**Document excerpt**
How Is Wilson’s Disease Diagnosed?

Wilson’s disease is a rare, inherited condition that causes the body to retain too much copper, a metal that is toxic in excess. This disorder (ICD-10 code E83.0) results from a defect in the copper transport system, leading to accumulation primarily in the liver and brain. Since the disease is treatable, an accurate and timely diagnosis is absolutely necessary to prevent life-threatening organ damage and irreversible neurological complications. The diagnostic process is complex, requiring clinical observation, specialized laboratory tests, and imaging.

Initial Clinical Suspicion

Diagnosis begins when a physician recognizes vague symptoms suggesting copper toxicity. Wilson’s disease can present in three main ways: liver disease, neurological dysfunction, or psychiatric illness, which makes initial identification challenging.

Hepatic presentation often occurs in adolescents, ranging from unexplained chronic hepatitis or liver enzyme elevation to acute liver failure. Neurological symptoms, common in young adults, include tremors, difficulty speaking (dysarthria), and coordination problems, often mimicking Parkinson’s disease.

**Provided records**

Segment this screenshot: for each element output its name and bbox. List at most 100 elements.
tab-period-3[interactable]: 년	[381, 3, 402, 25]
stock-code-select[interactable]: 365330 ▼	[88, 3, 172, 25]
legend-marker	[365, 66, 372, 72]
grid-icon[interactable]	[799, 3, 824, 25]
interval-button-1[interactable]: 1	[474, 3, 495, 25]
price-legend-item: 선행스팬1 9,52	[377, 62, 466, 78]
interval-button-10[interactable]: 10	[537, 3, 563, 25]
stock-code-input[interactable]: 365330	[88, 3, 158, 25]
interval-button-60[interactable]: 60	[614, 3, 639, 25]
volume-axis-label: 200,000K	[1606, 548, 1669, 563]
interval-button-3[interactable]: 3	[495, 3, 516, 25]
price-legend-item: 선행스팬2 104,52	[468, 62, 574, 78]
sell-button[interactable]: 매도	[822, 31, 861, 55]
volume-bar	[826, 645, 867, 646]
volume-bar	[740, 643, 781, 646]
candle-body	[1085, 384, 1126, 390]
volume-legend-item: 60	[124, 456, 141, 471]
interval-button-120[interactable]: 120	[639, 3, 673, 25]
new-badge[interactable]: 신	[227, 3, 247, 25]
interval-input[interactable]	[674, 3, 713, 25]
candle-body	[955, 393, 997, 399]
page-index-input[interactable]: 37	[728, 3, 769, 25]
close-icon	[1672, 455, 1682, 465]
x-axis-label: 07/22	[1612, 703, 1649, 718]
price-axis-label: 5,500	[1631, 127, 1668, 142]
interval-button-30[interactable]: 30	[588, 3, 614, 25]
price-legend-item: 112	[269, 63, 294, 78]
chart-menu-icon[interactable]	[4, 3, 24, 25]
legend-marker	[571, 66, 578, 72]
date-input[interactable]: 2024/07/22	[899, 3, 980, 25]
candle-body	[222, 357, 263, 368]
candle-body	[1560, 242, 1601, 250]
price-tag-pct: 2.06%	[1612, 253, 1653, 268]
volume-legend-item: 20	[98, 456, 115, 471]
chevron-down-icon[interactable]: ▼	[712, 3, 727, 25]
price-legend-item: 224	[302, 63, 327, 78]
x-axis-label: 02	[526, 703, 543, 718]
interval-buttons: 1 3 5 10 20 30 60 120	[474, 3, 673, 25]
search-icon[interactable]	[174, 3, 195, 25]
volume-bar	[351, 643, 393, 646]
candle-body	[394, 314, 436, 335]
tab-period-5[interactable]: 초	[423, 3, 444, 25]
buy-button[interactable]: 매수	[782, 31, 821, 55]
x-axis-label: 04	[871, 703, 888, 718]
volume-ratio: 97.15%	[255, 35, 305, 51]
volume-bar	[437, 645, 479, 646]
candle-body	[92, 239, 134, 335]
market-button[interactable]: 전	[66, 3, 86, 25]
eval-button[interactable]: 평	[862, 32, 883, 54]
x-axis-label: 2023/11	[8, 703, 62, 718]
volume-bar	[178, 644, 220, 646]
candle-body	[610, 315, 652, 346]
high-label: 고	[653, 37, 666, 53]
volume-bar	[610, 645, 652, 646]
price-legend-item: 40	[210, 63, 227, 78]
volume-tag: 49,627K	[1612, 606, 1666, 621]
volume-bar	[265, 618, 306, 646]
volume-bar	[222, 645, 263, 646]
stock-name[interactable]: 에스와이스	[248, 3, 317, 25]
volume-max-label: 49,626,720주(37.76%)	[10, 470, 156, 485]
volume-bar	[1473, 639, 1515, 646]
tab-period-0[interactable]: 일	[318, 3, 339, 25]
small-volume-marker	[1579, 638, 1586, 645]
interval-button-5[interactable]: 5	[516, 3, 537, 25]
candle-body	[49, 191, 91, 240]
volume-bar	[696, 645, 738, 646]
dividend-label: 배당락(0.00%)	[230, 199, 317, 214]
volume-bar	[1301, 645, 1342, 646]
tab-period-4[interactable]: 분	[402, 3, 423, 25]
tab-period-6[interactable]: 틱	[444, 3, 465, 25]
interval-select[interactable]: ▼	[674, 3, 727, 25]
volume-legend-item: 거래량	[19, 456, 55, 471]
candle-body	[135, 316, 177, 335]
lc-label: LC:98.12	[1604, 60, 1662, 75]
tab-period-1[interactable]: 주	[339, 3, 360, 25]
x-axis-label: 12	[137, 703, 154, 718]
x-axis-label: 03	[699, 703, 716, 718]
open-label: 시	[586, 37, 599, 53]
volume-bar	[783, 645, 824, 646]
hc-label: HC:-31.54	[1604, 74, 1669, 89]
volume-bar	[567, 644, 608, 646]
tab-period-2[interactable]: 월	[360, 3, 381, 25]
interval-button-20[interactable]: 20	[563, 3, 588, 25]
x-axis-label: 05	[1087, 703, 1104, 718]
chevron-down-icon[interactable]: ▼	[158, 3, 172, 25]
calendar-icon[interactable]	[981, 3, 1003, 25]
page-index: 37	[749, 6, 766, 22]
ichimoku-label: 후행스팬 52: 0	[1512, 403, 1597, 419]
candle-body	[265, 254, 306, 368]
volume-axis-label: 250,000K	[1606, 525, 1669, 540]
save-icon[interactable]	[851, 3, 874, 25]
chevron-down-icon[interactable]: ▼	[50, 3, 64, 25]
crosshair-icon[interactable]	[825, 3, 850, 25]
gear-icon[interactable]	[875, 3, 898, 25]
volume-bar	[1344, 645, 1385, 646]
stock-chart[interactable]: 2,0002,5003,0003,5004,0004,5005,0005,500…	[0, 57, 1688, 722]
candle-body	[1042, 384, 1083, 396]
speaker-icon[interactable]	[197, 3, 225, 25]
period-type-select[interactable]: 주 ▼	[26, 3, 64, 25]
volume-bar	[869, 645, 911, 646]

**Assigned task 1**
According to the Wilson's disease article, what ICD-10 code does the disorder have?
**Assigned task 2**
Carry on writing the Wilson's disease article from its last sentence.
The items are separate material, unrelated to the Wilson's disease article.

**Written reply 1**
E83.0

**Written reply 2**
Psychiatric manifestations are frequent, including significant changes in personality, depression, and emotional lability. A specialized eye exam is highly informative. An ophthalmologist uses a slit lamp to look for Kayser-Fleischer (KF) rings—greenish-brown deposits of copper in the cornea. While these rings are not present in all patients (especially children with only liver disease), their presence is highly suggestive of Wilson’s disease, particularly when neurological symptoms are evident.

Biochemical Markers in Blood and Urine

Specialized laboratory tests measure indicators of copper metabolism once clinical suspicion is raised. A standard initial test measures serum ceruloplasmin, the protein responsible for carrying most copper in the bloodstream.

In most patients, ceruloplasmin levels are abnormally low, typically less than \(0.2 \text{ g/L}\). However, inflammation from severe liver disease can falsely elevate this acute phase reactant into the low-normal range, making the test inconclusive in 10 to 20% of cases.

Measurement of total serum copper is also standard, but it is often low or normal despite copper overload. This occurs because the decrease in copper-carrying ceruloplasmin pulls the total serum copper level down, even though the toxic, unbound copper fraction is dangerously high.

The 24-hour urinary copper excretion test is a more reliable non-invasive indicator. This test measures the amount of copper excreted over a full day. In symptomatic patients, this measurement is typically elevated, often exceeding \(1.6 \text{ \mu mol/24h}\) (or \(100 \text{ \mu g/24h}\)), suggesting a defect in copper excretion.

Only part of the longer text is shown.